— Start Data rows —
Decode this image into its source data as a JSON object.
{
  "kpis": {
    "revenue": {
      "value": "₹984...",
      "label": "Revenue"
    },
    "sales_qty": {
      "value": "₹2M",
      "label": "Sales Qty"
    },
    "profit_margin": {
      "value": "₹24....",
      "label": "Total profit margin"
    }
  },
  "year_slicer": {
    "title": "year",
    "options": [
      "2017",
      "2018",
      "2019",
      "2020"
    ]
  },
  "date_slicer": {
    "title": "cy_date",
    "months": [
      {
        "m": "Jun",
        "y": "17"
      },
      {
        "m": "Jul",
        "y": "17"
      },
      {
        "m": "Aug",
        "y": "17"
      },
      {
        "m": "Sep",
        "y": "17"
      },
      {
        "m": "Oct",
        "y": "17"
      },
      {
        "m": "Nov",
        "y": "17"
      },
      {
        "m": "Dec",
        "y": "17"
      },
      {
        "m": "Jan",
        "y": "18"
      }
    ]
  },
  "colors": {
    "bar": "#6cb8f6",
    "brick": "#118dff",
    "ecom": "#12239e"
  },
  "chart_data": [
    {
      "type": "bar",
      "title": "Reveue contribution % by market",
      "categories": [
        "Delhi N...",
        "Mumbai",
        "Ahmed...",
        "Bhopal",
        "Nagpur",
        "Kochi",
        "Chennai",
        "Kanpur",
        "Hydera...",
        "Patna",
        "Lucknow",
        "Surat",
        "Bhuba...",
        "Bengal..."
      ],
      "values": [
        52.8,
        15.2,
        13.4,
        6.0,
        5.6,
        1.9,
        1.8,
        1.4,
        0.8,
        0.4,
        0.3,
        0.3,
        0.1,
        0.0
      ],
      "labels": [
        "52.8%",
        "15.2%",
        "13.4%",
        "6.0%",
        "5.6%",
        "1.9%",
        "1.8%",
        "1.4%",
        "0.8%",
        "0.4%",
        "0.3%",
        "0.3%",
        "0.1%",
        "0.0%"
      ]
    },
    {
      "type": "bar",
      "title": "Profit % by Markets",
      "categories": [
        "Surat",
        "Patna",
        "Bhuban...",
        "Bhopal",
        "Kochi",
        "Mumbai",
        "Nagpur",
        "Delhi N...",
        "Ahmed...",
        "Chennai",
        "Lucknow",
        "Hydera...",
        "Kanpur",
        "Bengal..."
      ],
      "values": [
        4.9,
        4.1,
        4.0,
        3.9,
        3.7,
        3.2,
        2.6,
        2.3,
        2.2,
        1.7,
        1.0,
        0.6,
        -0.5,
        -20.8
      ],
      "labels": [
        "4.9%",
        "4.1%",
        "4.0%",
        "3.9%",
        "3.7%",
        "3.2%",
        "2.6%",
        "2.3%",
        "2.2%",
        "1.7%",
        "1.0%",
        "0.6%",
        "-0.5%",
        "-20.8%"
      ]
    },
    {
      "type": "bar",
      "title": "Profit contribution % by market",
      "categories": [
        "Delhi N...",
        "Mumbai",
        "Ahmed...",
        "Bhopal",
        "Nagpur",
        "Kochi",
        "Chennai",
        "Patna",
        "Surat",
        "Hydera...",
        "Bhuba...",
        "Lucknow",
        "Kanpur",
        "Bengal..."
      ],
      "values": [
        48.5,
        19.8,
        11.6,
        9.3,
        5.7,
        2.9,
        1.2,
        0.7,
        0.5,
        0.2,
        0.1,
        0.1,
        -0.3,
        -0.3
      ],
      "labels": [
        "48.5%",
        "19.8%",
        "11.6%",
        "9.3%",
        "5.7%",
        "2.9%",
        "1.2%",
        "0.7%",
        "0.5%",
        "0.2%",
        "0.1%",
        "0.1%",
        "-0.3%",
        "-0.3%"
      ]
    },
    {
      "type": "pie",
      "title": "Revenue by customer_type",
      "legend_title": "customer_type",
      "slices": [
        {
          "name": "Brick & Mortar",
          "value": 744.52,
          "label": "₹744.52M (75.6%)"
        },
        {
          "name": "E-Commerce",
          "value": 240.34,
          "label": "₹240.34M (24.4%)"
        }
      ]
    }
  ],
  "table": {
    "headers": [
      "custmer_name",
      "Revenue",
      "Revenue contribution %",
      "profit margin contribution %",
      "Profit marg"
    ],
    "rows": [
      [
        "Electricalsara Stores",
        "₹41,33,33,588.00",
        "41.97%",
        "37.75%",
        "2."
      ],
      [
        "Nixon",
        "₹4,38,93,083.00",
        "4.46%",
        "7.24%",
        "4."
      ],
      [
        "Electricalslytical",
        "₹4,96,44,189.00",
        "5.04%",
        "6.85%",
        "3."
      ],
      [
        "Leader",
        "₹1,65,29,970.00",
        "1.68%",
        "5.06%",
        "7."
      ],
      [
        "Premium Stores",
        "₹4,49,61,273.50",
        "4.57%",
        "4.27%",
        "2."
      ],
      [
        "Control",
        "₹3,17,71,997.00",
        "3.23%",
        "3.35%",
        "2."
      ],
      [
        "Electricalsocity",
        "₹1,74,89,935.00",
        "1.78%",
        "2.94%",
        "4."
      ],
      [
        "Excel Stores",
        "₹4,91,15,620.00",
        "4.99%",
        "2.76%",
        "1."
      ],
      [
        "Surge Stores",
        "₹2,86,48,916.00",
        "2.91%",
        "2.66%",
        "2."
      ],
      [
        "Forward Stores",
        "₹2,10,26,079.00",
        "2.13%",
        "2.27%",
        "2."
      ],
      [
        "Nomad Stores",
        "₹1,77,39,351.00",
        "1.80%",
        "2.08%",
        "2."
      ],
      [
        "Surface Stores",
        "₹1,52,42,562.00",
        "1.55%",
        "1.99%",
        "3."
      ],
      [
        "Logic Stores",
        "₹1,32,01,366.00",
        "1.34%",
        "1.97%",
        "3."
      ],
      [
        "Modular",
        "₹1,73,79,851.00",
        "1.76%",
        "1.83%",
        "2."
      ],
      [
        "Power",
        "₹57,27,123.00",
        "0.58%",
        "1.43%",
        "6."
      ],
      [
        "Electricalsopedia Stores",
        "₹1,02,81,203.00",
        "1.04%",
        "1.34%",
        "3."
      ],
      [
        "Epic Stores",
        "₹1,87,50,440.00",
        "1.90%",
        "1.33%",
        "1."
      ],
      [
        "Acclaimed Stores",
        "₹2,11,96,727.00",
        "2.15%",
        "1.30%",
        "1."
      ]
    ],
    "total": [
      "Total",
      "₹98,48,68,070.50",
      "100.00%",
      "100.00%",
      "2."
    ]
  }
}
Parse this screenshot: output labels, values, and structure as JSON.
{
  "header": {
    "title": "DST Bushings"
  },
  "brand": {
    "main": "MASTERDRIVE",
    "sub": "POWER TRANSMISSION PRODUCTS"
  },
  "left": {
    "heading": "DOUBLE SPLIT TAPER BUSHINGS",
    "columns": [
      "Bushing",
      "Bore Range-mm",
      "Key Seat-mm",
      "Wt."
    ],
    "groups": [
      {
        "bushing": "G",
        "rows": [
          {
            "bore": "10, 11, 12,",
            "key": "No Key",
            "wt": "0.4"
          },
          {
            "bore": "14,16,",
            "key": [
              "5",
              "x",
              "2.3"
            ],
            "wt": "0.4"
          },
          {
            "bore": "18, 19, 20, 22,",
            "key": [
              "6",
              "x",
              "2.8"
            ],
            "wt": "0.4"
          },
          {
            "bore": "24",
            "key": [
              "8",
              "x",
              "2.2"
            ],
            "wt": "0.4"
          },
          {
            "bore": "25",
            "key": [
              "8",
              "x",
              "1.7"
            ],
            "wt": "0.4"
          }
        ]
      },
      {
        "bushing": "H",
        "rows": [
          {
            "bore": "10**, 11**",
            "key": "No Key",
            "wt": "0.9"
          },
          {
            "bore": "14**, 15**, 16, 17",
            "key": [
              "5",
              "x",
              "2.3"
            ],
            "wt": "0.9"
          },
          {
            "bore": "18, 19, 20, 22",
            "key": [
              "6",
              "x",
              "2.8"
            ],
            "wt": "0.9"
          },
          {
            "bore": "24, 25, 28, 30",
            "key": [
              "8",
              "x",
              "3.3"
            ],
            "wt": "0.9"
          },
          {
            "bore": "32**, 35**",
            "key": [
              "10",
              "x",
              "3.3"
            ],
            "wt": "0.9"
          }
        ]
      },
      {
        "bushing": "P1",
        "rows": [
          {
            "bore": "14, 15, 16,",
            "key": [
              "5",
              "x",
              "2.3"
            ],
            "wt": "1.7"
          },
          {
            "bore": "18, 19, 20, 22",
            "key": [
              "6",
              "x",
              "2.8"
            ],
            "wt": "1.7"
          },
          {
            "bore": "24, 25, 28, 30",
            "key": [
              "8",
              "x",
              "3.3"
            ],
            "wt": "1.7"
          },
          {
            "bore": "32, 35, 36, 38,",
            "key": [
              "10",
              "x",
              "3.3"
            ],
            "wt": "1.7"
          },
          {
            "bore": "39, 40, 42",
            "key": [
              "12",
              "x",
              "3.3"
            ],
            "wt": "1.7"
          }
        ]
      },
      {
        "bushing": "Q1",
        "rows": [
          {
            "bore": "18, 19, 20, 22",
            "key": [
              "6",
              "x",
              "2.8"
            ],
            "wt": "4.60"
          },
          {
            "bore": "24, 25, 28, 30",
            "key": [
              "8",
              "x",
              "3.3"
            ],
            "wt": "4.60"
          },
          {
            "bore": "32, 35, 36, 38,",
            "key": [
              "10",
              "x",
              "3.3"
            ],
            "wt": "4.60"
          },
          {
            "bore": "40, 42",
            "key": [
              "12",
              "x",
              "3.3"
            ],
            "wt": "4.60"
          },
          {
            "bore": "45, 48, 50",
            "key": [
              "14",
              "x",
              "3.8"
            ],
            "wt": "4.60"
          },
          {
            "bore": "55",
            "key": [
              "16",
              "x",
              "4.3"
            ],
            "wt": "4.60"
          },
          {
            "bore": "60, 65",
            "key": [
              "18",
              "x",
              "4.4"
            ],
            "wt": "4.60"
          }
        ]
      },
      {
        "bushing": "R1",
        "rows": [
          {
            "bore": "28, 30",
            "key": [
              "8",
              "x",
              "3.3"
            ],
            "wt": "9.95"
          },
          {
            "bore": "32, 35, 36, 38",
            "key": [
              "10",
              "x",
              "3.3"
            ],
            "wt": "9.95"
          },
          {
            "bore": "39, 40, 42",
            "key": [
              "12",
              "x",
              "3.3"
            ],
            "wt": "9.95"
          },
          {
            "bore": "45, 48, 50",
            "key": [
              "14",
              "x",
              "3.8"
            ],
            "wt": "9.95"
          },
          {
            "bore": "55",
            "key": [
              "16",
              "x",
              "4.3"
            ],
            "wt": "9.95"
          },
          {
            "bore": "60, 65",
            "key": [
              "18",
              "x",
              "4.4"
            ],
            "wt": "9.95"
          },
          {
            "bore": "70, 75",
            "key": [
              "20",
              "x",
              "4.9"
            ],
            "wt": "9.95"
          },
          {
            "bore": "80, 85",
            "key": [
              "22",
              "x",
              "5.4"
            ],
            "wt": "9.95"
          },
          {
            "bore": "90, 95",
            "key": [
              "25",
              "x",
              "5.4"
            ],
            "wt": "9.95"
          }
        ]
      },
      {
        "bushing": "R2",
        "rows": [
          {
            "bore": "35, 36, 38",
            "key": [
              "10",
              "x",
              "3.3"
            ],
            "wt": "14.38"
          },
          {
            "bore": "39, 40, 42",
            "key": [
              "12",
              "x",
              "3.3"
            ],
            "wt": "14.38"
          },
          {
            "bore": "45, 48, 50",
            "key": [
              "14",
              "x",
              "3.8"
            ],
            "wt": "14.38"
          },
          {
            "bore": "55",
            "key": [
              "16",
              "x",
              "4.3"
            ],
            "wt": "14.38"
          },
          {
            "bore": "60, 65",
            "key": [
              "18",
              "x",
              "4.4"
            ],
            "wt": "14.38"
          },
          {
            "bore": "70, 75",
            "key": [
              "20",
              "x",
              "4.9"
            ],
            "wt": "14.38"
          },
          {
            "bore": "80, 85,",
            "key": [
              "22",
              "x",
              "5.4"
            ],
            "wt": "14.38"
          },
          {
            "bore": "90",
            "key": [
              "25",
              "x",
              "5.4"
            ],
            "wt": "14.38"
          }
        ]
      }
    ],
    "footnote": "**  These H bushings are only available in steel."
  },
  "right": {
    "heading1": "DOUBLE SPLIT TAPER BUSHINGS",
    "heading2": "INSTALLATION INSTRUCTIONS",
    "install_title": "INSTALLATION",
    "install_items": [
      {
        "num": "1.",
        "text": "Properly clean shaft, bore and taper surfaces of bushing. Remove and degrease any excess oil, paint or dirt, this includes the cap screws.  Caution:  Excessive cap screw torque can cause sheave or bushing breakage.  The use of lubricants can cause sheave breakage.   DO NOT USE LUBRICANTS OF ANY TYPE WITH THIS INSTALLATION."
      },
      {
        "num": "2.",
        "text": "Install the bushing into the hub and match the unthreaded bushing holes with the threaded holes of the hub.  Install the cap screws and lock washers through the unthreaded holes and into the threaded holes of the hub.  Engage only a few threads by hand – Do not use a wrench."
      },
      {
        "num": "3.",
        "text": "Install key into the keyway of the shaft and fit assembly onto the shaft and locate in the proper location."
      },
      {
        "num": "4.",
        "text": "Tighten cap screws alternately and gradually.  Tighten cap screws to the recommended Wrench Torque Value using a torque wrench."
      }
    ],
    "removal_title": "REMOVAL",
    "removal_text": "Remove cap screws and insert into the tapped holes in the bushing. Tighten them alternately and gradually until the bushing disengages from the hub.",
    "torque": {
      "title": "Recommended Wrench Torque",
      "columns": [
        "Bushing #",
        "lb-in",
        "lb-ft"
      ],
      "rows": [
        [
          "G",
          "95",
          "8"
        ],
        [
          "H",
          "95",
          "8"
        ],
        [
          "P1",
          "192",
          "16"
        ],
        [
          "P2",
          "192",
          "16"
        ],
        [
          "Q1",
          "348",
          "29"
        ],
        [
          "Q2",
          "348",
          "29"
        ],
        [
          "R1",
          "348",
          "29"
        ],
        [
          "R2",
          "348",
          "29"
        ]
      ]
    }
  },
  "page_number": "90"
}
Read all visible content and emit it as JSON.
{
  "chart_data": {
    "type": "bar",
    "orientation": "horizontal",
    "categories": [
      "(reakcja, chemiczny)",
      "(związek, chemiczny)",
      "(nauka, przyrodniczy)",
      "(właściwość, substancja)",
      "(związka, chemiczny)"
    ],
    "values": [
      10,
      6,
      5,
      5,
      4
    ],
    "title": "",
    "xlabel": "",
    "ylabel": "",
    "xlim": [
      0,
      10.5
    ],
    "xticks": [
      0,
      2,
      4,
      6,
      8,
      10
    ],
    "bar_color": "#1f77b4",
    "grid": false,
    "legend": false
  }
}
— End Data rows —
What is expected:
Return every line above in which the string "JSON" occurs.

Written reply:
Decode this image into its source data as a JSON object.
Parse this screenshot: output labels, values, and structure as JSON.
Read all visible content and emit it as JSON.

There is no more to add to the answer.